* PROBLEM DESCRIPTION: Copy out each line below that has the word "canale" in it.

* Records from a data source:
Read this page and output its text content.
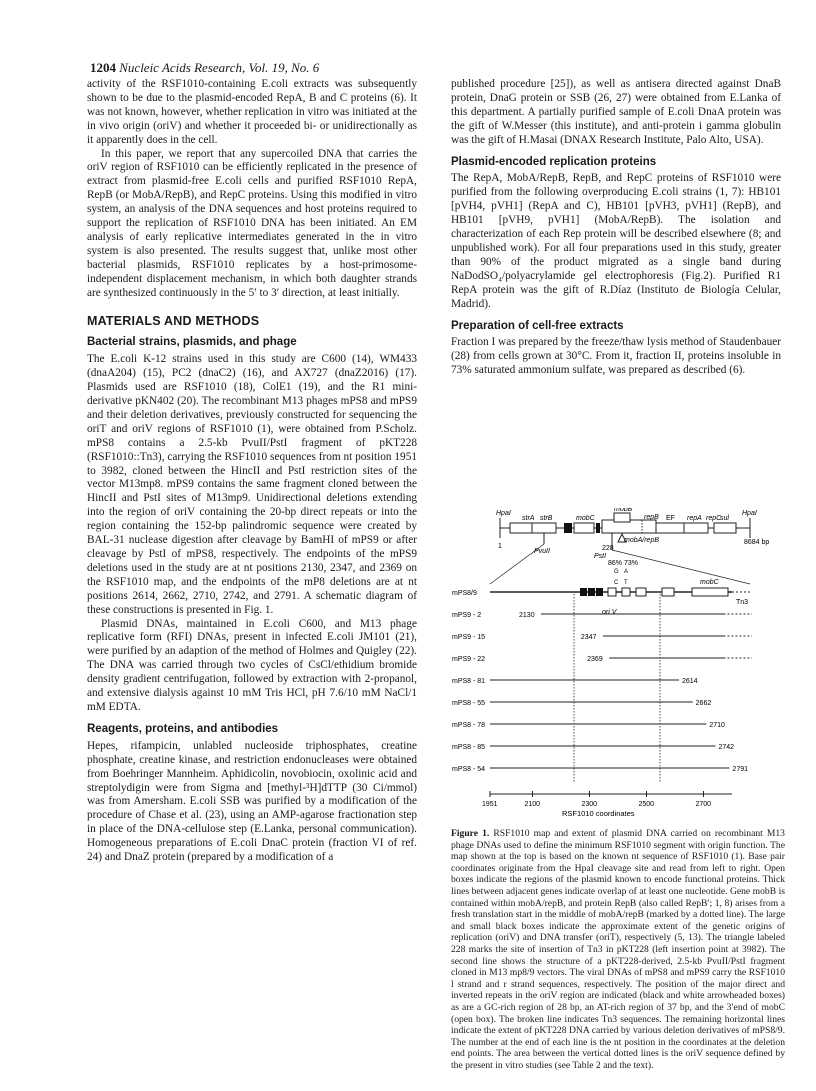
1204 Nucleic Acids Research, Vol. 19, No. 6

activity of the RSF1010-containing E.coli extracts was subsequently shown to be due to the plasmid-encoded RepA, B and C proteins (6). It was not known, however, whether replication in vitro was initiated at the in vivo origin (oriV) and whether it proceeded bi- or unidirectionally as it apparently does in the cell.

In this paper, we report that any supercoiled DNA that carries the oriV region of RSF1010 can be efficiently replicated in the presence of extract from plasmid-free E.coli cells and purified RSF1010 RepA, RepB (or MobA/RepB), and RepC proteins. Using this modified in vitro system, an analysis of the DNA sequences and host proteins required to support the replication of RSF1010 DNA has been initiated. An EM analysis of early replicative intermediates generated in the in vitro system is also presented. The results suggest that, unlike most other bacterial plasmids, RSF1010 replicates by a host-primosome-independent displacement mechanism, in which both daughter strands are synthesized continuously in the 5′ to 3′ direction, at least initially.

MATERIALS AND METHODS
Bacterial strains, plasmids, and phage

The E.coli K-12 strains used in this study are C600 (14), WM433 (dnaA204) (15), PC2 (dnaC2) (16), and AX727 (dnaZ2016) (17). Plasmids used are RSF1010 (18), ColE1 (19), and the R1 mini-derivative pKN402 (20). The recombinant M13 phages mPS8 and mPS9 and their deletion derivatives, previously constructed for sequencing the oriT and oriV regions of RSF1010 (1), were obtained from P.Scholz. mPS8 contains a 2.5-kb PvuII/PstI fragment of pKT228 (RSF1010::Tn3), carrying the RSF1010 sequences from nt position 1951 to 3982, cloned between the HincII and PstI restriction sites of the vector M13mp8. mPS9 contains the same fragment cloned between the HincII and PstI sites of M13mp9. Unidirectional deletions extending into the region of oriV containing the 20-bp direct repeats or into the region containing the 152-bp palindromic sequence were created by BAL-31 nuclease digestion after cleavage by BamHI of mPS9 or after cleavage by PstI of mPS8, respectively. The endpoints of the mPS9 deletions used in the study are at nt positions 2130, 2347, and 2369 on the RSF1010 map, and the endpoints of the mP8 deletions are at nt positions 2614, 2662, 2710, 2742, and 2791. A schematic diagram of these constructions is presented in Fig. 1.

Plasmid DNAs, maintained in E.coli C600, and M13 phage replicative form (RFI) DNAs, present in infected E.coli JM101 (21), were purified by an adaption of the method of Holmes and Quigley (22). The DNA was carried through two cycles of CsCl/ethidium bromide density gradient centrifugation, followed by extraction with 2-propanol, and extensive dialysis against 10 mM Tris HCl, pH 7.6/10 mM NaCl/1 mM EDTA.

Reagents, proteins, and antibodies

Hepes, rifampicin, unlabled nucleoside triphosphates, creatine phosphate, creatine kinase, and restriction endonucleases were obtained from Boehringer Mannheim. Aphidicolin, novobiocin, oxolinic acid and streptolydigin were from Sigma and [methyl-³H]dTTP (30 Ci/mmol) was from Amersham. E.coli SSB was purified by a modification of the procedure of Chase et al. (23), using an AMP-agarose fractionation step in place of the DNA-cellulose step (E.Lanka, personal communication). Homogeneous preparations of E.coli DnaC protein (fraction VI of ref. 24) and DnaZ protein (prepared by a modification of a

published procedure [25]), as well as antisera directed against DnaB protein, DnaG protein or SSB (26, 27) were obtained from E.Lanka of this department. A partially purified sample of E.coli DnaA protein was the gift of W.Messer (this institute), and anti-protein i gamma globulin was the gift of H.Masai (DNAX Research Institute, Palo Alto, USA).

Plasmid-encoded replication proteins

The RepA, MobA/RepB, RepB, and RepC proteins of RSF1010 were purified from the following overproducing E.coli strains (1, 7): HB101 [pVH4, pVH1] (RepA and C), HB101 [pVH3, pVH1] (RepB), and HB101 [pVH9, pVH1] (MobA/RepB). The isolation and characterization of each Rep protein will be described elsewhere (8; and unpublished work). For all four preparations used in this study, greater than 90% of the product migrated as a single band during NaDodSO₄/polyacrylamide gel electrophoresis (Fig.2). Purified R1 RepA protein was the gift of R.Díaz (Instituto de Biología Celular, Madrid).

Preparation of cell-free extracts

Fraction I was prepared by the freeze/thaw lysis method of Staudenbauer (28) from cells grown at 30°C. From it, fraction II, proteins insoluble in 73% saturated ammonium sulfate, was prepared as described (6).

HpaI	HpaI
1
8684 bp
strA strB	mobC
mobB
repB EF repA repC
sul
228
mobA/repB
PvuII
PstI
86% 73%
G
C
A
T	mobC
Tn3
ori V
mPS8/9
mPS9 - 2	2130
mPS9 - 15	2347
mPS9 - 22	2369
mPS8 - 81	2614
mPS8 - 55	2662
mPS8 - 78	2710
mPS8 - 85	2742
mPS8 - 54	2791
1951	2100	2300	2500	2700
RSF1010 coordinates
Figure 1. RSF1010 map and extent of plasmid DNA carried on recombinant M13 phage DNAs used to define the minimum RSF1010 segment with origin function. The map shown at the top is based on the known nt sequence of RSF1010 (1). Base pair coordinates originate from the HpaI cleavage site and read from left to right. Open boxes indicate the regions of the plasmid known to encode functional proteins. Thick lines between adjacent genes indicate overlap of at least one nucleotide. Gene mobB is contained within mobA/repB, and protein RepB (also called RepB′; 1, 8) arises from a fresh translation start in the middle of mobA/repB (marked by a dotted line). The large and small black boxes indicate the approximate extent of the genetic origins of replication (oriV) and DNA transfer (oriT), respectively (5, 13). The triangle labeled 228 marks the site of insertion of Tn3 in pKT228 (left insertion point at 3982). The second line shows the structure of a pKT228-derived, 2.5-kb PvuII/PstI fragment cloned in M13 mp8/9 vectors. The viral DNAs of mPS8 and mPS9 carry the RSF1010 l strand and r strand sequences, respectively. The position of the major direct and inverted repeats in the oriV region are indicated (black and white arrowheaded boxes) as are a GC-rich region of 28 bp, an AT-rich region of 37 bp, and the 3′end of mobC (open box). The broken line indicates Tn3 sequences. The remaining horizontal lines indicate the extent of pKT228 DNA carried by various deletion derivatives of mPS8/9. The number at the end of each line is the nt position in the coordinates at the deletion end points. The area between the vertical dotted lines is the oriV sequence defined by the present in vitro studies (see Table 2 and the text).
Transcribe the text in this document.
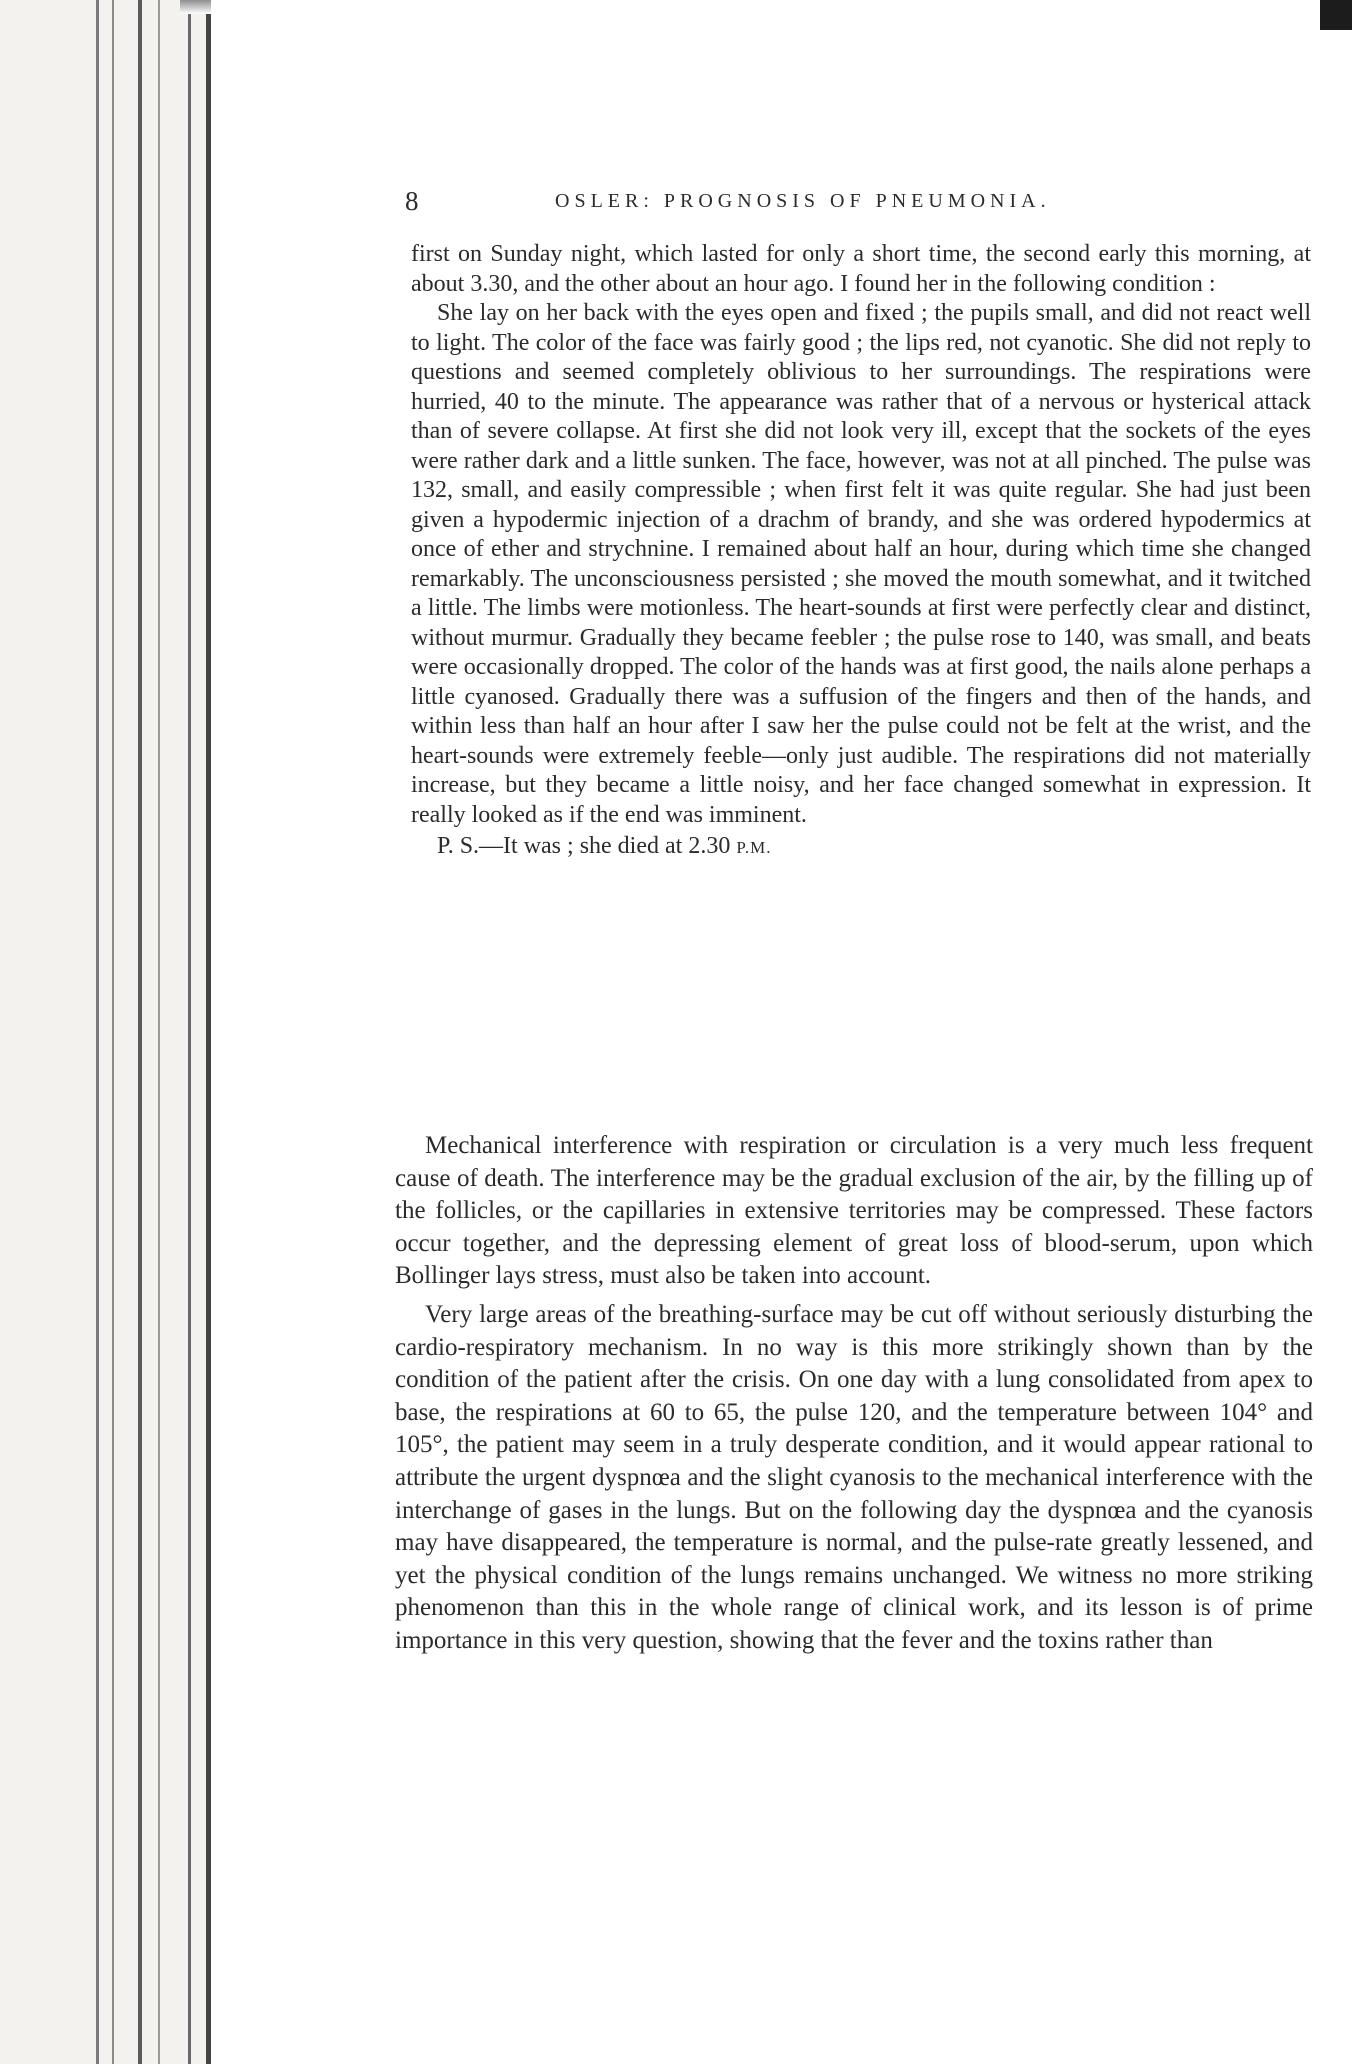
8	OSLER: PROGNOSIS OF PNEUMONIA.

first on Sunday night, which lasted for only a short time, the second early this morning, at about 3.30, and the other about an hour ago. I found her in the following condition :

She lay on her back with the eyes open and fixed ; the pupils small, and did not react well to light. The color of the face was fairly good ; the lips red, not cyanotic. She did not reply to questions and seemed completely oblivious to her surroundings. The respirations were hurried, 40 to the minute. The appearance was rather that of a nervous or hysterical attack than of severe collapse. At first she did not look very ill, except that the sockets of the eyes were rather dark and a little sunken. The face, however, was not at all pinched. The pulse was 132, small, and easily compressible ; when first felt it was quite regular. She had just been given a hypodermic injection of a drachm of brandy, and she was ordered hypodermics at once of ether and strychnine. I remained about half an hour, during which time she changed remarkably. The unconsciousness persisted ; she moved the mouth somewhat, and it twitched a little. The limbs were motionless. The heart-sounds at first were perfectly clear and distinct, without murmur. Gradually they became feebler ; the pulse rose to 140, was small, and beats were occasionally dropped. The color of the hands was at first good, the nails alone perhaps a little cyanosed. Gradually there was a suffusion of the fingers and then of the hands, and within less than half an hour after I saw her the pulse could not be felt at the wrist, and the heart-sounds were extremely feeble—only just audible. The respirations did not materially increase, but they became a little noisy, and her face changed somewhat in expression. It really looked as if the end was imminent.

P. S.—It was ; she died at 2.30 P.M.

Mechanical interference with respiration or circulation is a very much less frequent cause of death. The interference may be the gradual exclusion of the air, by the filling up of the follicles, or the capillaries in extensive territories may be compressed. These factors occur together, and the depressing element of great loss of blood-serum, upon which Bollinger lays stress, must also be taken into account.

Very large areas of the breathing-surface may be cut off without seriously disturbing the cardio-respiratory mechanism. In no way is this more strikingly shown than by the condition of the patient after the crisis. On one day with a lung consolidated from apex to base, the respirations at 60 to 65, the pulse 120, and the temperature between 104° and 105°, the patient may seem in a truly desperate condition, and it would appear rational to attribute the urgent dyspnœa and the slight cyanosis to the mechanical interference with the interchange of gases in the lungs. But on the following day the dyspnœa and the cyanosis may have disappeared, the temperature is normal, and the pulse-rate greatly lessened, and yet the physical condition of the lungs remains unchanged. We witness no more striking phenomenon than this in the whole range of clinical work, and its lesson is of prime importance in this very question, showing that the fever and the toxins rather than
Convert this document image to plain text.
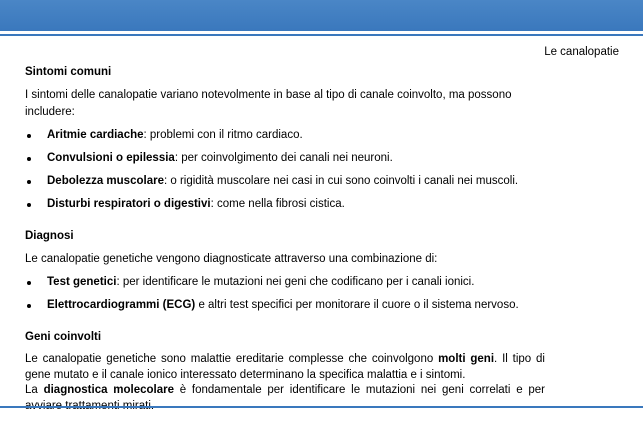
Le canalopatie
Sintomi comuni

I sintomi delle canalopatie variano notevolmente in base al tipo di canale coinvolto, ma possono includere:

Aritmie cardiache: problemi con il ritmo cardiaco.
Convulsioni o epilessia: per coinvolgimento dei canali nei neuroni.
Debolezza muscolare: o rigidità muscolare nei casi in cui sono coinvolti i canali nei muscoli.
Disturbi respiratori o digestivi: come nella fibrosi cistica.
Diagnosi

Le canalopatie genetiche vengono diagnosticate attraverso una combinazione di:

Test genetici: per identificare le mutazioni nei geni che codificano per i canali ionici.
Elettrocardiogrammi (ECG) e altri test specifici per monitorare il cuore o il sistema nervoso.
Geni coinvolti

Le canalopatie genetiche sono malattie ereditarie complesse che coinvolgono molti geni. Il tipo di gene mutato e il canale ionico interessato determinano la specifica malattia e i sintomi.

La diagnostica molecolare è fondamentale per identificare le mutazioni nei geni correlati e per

* RESULT OF THE EXERCISE:
I sintomi delle canalopatie variano notevolmente in base al tipo di canale coinvolto, ma possono includere:
Le canalopatie genetiche sono malattie ereditarie complesse che coinvolgono molti geni. Il tipo di gene mutato e il canale ionico interessato determinano la specifica malattia e i sintomi.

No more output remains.